═══ Exercise input

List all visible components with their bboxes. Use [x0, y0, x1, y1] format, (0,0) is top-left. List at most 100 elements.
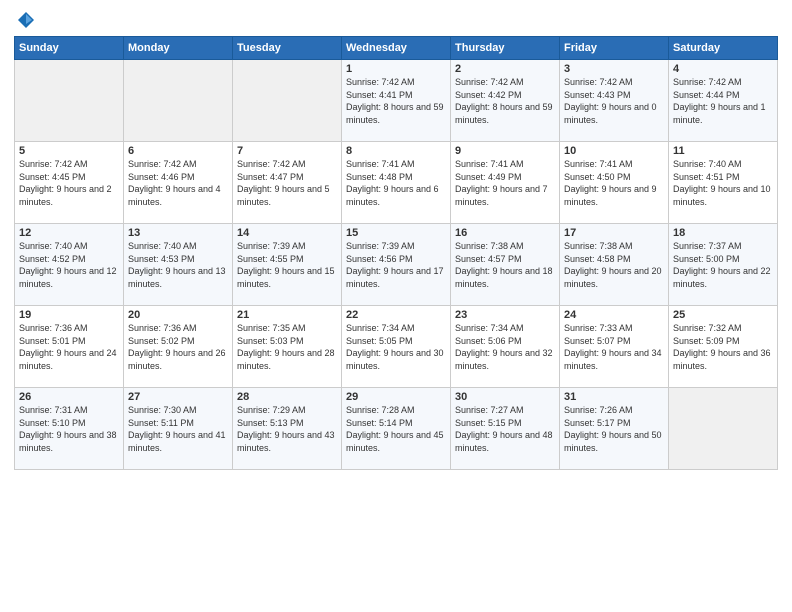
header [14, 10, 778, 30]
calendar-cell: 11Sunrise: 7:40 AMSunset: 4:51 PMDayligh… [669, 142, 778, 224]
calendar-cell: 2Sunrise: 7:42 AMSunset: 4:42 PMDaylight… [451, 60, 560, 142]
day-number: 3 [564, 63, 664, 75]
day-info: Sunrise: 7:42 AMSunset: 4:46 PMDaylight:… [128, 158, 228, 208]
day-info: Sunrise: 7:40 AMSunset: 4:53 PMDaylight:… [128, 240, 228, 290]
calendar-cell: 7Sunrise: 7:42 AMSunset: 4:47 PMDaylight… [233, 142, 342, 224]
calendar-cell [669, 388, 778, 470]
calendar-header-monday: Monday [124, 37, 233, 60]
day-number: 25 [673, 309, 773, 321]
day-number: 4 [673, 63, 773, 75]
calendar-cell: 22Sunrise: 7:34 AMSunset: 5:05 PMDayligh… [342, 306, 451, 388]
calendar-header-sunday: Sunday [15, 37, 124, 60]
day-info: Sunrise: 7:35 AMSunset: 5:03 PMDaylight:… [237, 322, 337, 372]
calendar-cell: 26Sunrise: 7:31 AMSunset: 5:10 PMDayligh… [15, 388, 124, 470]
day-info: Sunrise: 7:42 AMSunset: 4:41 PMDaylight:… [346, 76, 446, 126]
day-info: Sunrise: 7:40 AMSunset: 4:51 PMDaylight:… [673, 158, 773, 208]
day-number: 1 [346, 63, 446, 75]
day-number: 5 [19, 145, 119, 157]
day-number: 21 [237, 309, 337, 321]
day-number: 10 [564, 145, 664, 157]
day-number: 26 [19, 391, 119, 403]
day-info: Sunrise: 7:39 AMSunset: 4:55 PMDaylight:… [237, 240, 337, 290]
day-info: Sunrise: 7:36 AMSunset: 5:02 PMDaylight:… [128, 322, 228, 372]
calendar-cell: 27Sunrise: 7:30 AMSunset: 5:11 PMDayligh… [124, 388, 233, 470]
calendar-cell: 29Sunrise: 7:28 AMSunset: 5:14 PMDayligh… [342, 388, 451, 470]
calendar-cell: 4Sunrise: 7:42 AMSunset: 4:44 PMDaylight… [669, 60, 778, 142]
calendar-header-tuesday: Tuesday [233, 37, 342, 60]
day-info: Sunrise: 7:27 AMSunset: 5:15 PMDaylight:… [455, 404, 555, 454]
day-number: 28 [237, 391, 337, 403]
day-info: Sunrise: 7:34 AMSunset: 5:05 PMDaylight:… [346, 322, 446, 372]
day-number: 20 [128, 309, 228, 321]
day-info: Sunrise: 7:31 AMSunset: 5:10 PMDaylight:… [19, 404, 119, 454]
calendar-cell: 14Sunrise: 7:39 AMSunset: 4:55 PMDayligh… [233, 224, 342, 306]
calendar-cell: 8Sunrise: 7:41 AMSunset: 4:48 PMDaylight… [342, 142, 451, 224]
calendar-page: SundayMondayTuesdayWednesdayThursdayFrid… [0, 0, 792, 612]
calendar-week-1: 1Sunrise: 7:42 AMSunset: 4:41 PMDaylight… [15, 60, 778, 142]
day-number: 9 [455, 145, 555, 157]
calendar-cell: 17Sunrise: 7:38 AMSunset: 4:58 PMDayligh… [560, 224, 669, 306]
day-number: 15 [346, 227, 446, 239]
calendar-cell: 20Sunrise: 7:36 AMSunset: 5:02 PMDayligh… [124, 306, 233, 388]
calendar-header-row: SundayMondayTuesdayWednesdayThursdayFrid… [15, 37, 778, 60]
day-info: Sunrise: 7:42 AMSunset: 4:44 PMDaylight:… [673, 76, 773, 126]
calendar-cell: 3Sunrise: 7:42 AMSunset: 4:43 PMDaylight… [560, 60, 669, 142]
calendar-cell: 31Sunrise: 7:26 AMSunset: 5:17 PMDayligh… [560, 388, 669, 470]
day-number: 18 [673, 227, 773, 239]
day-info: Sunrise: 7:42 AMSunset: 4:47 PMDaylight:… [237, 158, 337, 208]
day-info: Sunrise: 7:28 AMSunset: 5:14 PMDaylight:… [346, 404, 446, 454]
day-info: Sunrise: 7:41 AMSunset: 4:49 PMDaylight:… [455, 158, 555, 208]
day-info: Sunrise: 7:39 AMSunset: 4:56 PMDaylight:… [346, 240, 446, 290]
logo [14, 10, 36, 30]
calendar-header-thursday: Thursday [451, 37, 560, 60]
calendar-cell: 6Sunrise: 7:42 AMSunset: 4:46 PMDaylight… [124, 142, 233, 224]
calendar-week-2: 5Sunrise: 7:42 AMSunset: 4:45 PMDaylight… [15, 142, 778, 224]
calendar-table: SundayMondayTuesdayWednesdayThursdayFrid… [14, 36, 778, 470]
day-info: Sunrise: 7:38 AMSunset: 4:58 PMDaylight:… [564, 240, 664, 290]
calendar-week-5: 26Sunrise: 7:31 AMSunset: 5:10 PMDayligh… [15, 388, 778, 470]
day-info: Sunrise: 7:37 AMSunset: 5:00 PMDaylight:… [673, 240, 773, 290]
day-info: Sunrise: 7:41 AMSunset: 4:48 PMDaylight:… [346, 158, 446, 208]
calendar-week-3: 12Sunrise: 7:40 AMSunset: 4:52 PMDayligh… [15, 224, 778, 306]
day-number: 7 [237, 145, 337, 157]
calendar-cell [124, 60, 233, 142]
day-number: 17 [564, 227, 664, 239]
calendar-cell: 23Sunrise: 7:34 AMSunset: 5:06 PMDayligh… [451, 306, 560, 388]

══════

■ **The task**
Return each line of the items above that contains the string "SundayMondayTuesdayWednesdayThursdayFrid". Case counts.

■ **Correct answer**
calendar-page: SundayMondayTuesdayWednesdayThursdayFrid… [0, 0, 792, 612]
calendar-header-row: SundayMondayTuesdayWednesdayThursdayFrid… [15, 37, 778, 60]
calendar-table: SundayMondayTuesdayWednesdayThursdayFrid… [14, 36, 778, 470]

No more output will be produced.